- _Exercise_
Beginning at the line that contains "Output the text content of this document.", transcribe the remaining lines of the listing exactly; include the final line and omit everything before.

## Start Records supplied

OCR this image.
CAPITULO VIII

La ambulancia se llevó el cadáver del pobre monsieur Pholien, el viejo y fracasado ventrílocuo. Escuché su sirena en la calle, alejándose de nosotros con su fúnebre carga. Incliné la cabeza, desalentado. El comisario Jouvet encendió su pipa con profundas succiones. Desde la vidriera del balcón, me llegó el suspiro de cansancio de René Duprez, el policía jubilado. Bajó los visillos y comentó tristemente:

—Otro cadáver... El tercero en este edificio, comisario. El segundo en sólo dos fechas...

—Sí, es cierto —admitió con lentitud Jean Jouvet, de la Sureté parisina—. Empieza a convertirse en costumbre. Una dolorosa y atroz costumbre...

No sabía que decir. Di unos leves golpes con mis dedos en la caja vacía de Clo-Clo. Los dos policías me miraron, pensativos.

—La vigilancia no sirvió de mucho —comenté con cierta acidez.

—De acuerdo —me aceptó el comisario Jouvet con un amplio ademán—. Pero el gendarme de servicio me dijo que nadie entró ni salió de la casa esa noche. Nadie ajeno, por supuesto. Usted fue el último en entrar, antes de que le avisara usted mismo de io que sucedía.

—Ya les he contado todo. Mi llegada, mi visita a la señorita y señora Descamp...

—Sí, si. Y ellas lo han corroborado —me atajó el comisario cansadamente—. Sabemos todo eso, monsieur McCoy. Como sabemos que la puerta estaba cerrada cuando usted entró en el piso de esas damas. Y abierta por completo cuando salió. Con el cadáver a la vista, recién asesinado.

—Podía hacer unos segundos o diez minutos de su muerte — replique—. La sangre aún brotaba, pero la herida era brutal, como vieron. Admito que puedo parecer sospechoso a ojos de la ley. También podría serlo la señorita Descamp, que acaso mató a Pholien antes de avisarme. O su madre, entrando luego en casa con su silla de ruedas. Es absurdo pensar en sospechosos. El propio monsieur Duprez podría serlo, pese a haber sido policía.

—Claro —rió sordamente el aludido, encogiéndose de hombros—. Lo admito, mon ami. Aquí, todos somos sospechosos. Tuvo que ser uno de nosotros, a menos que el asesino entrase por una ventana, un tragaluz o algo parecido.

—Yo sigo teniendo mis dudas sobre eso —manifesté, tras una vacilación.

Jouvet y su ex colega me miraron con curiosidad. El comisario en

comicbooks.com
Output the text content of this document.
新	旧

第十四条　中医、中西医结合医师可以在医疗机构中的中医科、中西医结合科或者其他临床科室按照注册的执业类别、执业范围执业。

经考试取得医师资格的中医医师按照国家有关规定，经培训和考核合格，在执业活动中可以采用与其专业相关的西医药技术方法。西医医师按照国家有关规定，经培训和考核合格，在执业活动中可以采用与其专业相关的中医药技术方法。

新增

## End Records supplied

- _Answer to the task_
Output the text content of this document.
新	旧

第十四条　中医、中西医结合医师可以在医疗机构中的中医科、中西医结合科或者其他临床科室按照注册的执业类别、执业范围执业。

经考试取得医师资格的中医医师按照国家有关规定，经培训和考核合格，在执业活动中可以采用与其专业相关的西医药技术方法。西医医师按照国家有关规定，经培训和考核合格，在执业活动中可以采用与其专业相关的中医药技术方法。

新增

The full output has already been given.